_Direction_
Copy every line of the records below that holds the word "name".

[Excerpts from a figure dataset]

=====

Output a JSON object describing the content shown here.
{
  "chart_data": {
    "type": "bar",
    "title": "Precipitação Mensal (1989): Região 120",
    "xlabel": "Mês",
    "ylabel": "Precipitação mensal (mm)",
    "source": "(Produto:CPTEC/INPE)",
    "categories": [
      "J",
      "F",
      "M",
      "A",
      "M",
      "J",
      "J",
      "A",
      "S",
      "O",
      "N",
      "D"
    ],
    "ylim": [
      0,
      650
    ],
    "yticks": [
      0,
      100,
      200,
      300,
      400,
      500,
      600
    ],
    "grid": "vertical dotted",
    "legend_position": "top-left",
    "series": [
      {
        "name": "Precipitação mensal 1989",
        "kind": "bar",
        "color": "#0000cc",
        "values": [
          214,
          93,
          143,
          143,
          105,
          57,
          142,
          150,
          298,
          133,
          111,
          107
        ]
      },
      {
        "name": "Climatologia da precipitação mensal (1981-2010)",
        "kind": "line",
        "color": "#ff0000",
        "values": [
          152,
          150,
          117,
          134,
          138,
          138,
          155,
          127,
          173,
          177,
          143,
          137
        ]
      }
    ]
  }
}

=====

_Correct output_
        "name": "Precipitação mensal 1989",
        "name": "Climatologia da precipitação mensal (1981-2010)",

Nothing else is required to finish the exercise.